>> BEGIN MATERIAL SHOWN

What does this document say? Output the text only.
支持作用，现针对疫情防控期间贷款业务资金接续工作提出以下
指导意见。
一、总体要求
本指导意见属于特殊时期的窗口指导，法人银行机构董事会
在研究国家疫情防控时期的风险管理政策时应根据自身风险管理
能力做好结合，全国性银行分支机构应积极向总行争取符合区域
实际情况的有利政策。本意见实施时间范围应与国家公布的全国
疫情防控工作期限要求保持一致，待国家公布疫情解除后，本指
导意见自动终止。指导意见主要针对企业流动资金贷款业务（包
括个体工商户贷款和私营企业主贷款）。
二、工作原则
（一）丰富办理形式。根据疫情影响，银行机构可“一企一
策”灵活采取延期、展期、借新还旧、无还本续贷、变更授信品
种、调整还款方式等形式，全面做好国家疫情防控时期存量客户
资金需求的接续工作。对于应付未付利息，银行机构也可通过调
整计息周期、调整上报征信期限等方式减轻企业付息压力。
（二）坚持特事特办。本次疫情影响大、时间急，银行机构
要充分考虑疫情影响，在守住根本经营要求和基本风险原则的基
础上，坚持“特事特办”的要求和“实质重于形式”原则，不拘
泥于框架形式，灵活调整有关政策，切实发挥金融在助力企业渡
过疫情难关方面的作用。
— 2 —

>> END MATERIAL SHOWN

# [REQUEST]
Reproduce all data above, unchanged.

# [CORRECT RESULT]
What does this document say? Output the text only.
支持作用，现针对疫情防控期间贷款业务资金接续工作提出以下
指导意见。
一、总体要求
本指导意见属于特殊时期的窗口指导，法人银行机构董事会
在研究国家疫情防控时期的风险管理政策时应根据自身风险管理
能力做好结合，全国性银行分支机构应积极向总行争取符合区域
实际情况的有利政策。本意见实施时间范围应与国家公布的全国
疫情防控工作期限要求保持一致，待国家公布疫情解除后，本指
导意见自动终止。指导意见主要针对企业流动资金贷款业务（包
括个体工商户贷款和私营企业主贷款）。
二、工作原则
（一）丰富办理形式。根据疫情影响，银行机构可“一企一
策”灵活采取延期、展期、借新还旧、无还本续贷、变更授信品
种、调整还款方式等形式，全面做好国家疫情防控时期存量客户
资金需求的接续工作。对于应付未付利息，银行机构也可通过调
整计息周期、调整上报征信期限等方式减轻企业付息压力。
（二）坚持特事特办。本次疫情影响大、时间急，银行机构
要充分考虑疫情影响，在守住根本经营要求和基本风险原则的基
础上，坚持“特事特办”的要求和“实质重于形式”原则，不拘
泥于框架形式，灵活调整有关政策，切实发挥金融在助力企业渡
过疫情难关方面的作用。
— 2 —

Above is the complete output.